Stated exercise: Using the records provided below, locate and copy each line that contains the word "this".

Data extract:
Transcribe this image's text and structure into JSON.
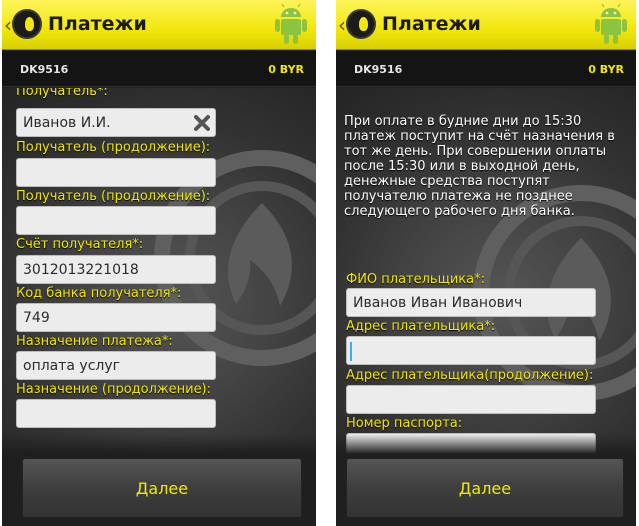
{
  "app": {
    "title": "Платежи",
    "account_code": "DK9516",
    "balance": "0 BYR",
    "accent_color": "#f1e70c"
  },
  "screen_left": {
    "fields": [
      {
        "label": "Получатель*:",
        "value": ""
      },
      {
        "label": "",
        "value": "Иванов И.И."
      },
      {
        "label": "Получатель (продолжение):",
        "value": ""
      },
      {
        "label": "Получатель (продолжение):",
        "value": ""
      },
      {
        "label": "Счёт получателя*:",
        "value": "3012013221018"
      },
      {
        "label": "Код банка получателя*:",
        "value": "749"
      },
      {
        "label": "Назначение платежа*:",
        "value": "оплата услуг"
      },
      {
        "label": "Назначение (продолжение):",
        "value": ""
      }
    ],
    "next_button": "Далее"
  },
  "screen_right": {
    "notice": "При оплате в будние дни до 15:30 платеж поступит на счёт назначения в тот же день. При совершении оплаты после 15:30 или в выходной день, денежные средства поступят получателю платежа не позднее следующего рабочего дня банка.",
    "fields": [
      {
        "label": "ФИО плательщика*:",
        "value": "Иванов Иван Иванович"
      },
      {
        "label": "Адрес плательщика*:",
        "value": ""
      },
      {
        "label": "Адрес плательщика(продолжение):",
        "value": ""
      },
      {
        "label": "Номер паспорта:",
        "value": ""
      }
    ],
    "next_button": "Далее"
  },
  "icons": {
    "back": "chevron-left-icon",
    "logo": "app-logo-icon",
    "android": "android-icon",
    "clear": "clear-x-icon",
    "watermark": "flame-logo-watermark"
  }
}
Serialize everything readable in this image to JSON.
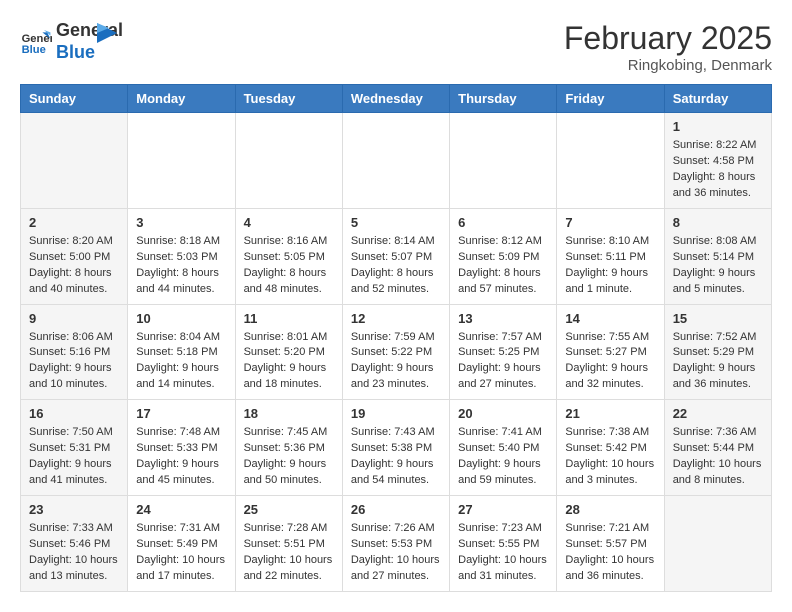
{
  "header": {
    "logo_general": "General",
    "logo_blue": "Blue",
    "month_year": "February 2025",
    "location": "Ringkobing, Denmark"
  },
  "days_of_week": [
    "Sunday",
    "Monday",
    "Tuesday",
    "Wednesday",
    "Thursday",
    "Friday",
    "Saturday"
  ],
  "weeks": [
    [
      {
        "day": "",
        "info": ""
      },
      {
        "day": "",
        "info": ""
      },
      {
        "day": "",
        "info": ""
      },
      {
        "day": "",
        "info": ""
      },
      {
        "day": "",
        "info": ""
      },
      {
        "day": "",
        "info": ""
      },
      {
        "day": "1",
        "info": "Sunrise: 8:22 AM\nSunset: 4:58 PM\nDaylight: 8 hours and 36 minutes."
      }
    ],
    [
      {
        "day": "2",
        "info": "Sunrise: 8:20 AM\nSunset: 5:00 PM\nDaylight: 8 hours and 40 minutes."
      },
      {
        "day": "3",
        "info": "Sunrise: 8:18 AM\nSunset: 5:03 PM\nDaylight: 8 hours and 44 minutes."
      },
      {
        "day": "4",
        "info": "Sunrise: 8:16 AM\nSunset: 5:05 PM\nDaylight: 8 hours and 48 minutes."
      },
      {
        "day": "5",
        "info": "Sunrise: 8:14 AM\nSunset: 5:07 PM\nDaylight: 8 hours and 52 minutes."
      },
      {
        "day": "6",
        "info": "Sunrise: 8:12 AM\nSunset: 5:09 PM\nDaylight: 8 hours and 57 minutes."
      },
      {
        "day": "7",
        "info": "Sunrise: 8:10 AM\nSunset: 5:11 PM\nDaylight: 9 hours and 1 minute."
      },
      {
        "day": "8",
        "info": "Sunrise: 8:08 AM\nSunset: 5:14 PM\nDaylight: 9 hours and 5 minutes."
      }
    ],
    [
      {
        "day": "9",
        "info": "Sunrise: 8:06 AM\nSunset: 5:16 PM\nDaylight: 9 hours and 10 minutes."
      },
      {
        "day": "10",
        "info": "Sunrise: 8:04 AM\nSunset: 5:18 PM\nDaylight: 9 hours and 14 minutes."
      },
      {
        "day": "11",
        "info": "Sunrise: 8:01 AM\nSunset: 5:20 PM\nDaylight: 9 hours and 18 minutes."
      },
      {
        "day": "12",
        "info": "Sunrise: 7:59 AM\nSunset: 5:22 PM\nDaylight: 9 hours and 23 minutes."
      },
      {
        "day": "13",
        "info": "Sunrise: 7:57 AM\nSunset: 5:25 PM\nDaylight: 9 hours and 27 minutes."
      },
      {
        "day": "14",
        "info": "Sunrise: 7:55 AM\nSunset: 5:27 PM\nDaylight: 9 hours and 32 minutes."
      },
      {
        "day": "15",
        "info": "Sunrise: 7:52 AM\nSunset: 5:29 PM\nDaylight: 9 hours and 36 minutes."
      }
    ],
    [
      {
        "day": "16",
        "info": "Sunrise: 7:50 AM\nSunset: 5:31 PM\nDaylight: 9 hours and 41 minutes."
      },
      {
        "day": "17",
        "info": "Sunrise: 7:48 AM\nSunset: 5:33 PM\nDaylight: 9 hours and 45 minutes."
      },
      {
        "day": "18",
        "info": "Sunrise: 7:45 AM\nSunset: 5:36 PM\nDaylight: 9 hours and 50 minutes."
      },
      {
        "day": "19",
        "info": "Sunrise: 7:43 AM\nSunset: 5:38 PM\nDaylight: 9 hours and 54 minutes."
      },
      {
        "day": "20",
        "info": "Sunrise: 7:41 AM\nSunset: 5:40 PM\nDaylight: 9 hours and 59 minutes."
      },
      {
        "day": "21",
        "info": "Sunrise: 7:38 AM\nSunset: 5:42 PM\nDaylight: 10 hours and 3 minutes."
      },
      {
        "day": "22",
        "info": "Sunrise: 7:36 AM\nSunset: 5:44 PM\nDaylight: 10 hours and 8 minutes."
      }
    ],
    [
      {
        "day": "23",
        "info": "Sunrise: 7:33 AM\nSunset: 5:46 PM\nDaylight: 10 hours and 13 minutes."
      },
      {
        "day": "24",
        "info": "Sunrise: 7:31 AM\nSunset: 5:49 PM\nDaylight: 10 hours and 17 minutes."
      },
      {
        "day": "25",
        "info": "Sunrise: 7:28 AM\nSunset: 5:51 PM\nDaylight: 10 hours and 22 minutes."
      },
      {
        "day": "26",
        "info": "Sunrise: 7:26 AM\nSunset: 5:53 PM\nDaylight: 10 hours and 27 minutes."
      },
      {
        "day": "27",
        "info": "Sunrise: 7:23 AM\nSunset: 5:55 PM\nDaylight: 10 hours and 31 minutes."
      },
      {
        "day": "28",
        "info": "Sunrise: 7:21 AM\nSunset: 5:57 PM\nDaylight: 10 hours and 36 minutes."
      },
      {
        "day": "",
        "info": ""
      }
    ]
  ]
}
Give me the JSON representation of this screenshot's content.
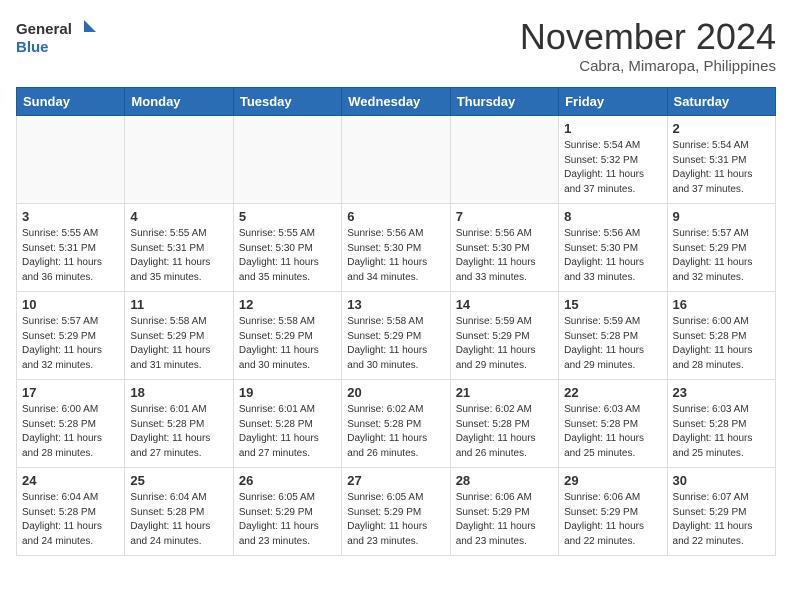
{
  "header": {
    "logo_line1": "General",
    "logo_line2": "Blue",
    "month": "November 2024",
    "location": "Cabra, Mimaropa, Philippines"
  },
  "weekdays": [
    "Sunday",
    "Monday",
    "Tuesday",
    "Wednesday",
    "Thursday",
    "Friday",
    "Saturday"
  ],
  "weeks": [
    [
      {
        "day": "",
        "info": ""
      },
      {
        "day": "",
        "info": ""
      },
      {
        "day": "",
        "info": ""
      },
      {
        "day": "",
        "info": ""
      },
      {
        "day": "",
        "info": ""
      },
      {
        "day": "1",
        "info": "Sunrise: 5:54 AM\nSunset: 5:32 PM\nDaylight: 11 hours\nand 37 minutes."
      },
      {
        "day": "2",
        "info": "Sunrise: 5:54 AM\nSunset: 5:31 PM\nDaylight: 11 hours\nand 37 minutes."
      }
    ],
    [
      {
        "day": "3",
        "info": "Sunrise: 5:55 AM\nSunset: 5:31 PM\nDaylight: 11 hours\nand 36 minutes."
      },
      {
        "day": "4",
        "info": "Sunrise: 5:55 AM\nSunset: 5:31 PM\nDaylight: 11 hours\nand 35 minutes."
      },
      {
        "day": "5",
        "info": "Sunrise: 5:55 AM\nSunset: 5:30 PM\nDaylight: 11 hours\nand 35 minutes."
      },
      {
        "day": "6",
        "info": "Sunrise: 5:56 AM\nSunset: 5:30 PM\nDaylight: 11 hours\nand 34 minutes."
      },
      {
        "day": "7",
        "info": "Sunrise: 5:56 AM\nSunset: 5:30 PM\nDaylight: 11 hours\nand 33 minutes."
      },
      {
        "day": "8",
        "info": "Sunrise: 5:56 AM\nSunset: 5:30 PM\nDaylight: 11 hours\nand 33 minutes."
      },
      {
        "day": "9",
        "info": "Sunrise: 5:57 AM\nSunset: 5:29 PM\nDaylight: 11 hours\nand 32 minutes."
      }
    ],
    [
      {
        "day": "10",
        "info": "Sunrise: 5:57 AM\nSunset: 5:29 PM\nDaylight: 11 hours\nand 32 minutes."
      },
      {
        "day": "11",
        "info": "Sunrise: 5:58 AM\nSunset: 5:29 PM\nDaylight: 11 hours\nand 31 minutes."
      },
      {
        "day": "12",
        "info": "Sunrise: 5:58 AM\nSunset: 5:29 PM\nDaylight: 11 hours\nand 30 minutes."
      },
      {
        "day": "13",
        "info": "Sunrise: 5:58 AM\nSunset: 5:29 PM\nDaylight: 11 hours\nand 30 minutes."
      },
      {
        "day": "14",
        "info": "Sunrise: 5:59 AM\nSunset: 5:29 PM\nDaylight: 11 hours\nand 29 minutes."
      },
      {
        "day": "15",
        "info": "Sunrise: 5:59 AM\nSunset: 5:28 PM\nDaylight: 11 hours\nand 29 minutes."
      },
      {
        "day": "16",
        "info": "Sunrise: 6:00 AM\nSunset: 5:28 PM\nDaylight: 11 hours\nand 28 minutes."
      }
    ],
    [
      {
        "day": "17",
        "info": "Sunrise: 6:00 AM\nSunset: 5:28 PM\nDaylight: 11 hours\nand 28 minutes."
      },
      {
        "day": "18",
        "info": "Sunrise: 6:01 AM\nSunset: 5:28 PM\nDaylight: 11 hours\nand 27 minutes."
      },
      {
        "day": "19",
        "info": "Sunrise: 6:01 AM\nSunset: 5:28 PM\nDaylight: 11 hours\nand 27 minutes."
      },
      {
        "day": "20",
        "info": "Sunrise: 6:02 AM\nSunset: 5:28 PM\nDaylight: 11 hours\nand 26 minutes."
      },
      {
        "day": "21",
        "info": "Sunrise: 6:02 AM\nSunset: 5:28 PM\nDaylight: 11 hours\nand 26 minutes."
      },
      {
        "day": "22",
        "info": "Sunrise: 6:03 AM\nSunset: 5:28 PM\nDaylight: 11 hours\nand 25 minutes."
      },
      {
        "day": "23",
        "info": "Sunrise: 6:03 AM\nSunset: 5:28 PM\nDaylight: 11 hours\nand 25 minutes."
      }
    ],
    [
      {
        "day": "24",
        "info": "Sunrise: 6:04 AM\nSunset: 5:28 PM\nDaylight: 11 hours\nand 24 minutes."
      },
      {
        "day": "25",
        "info": "Sunrise: 6:04 AM\nSunset: 5:28 PM\nDaylight: 11 hours\nand 24 minutes."
      },
      {
        "day": "26",
        "info": "Sunrise: 6:05 AM\nSunset: 5:29 PM\nDaylight: 11 hours\nand 23 minutes."
      },
      {
        "day": "27",
        "info": "Sunrise: 6:05 AM\nSunset: 5:29 PM\nDaylight: 11 hours\nand 23 minutes."
      },
      {
        "day": "28",
        "info": "Sunrise: 6:06 AM\nSunset: 5:29 PM\nDaylight: 11 hours\nand 23 minutes."
      },
      {
        "day": "29",
        "info": "Sunrise: 6:06 AM\nSunset: 5:29 PM\nDaylight: 11 hours\nand 22 minutes."
      },
      {
        "day": "30",
        "info": "Sunrise: 6:07 AM\nSunset: 5:29 PM\nDaylight: 11 hours\nand 22 minutes."
      }
    ]
  ]
}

Final answer:
Transcribe this image's text and structure into JSON.
Serialize everything readable in this image to JSON.
Give me the JSON representation of this screenshot's content.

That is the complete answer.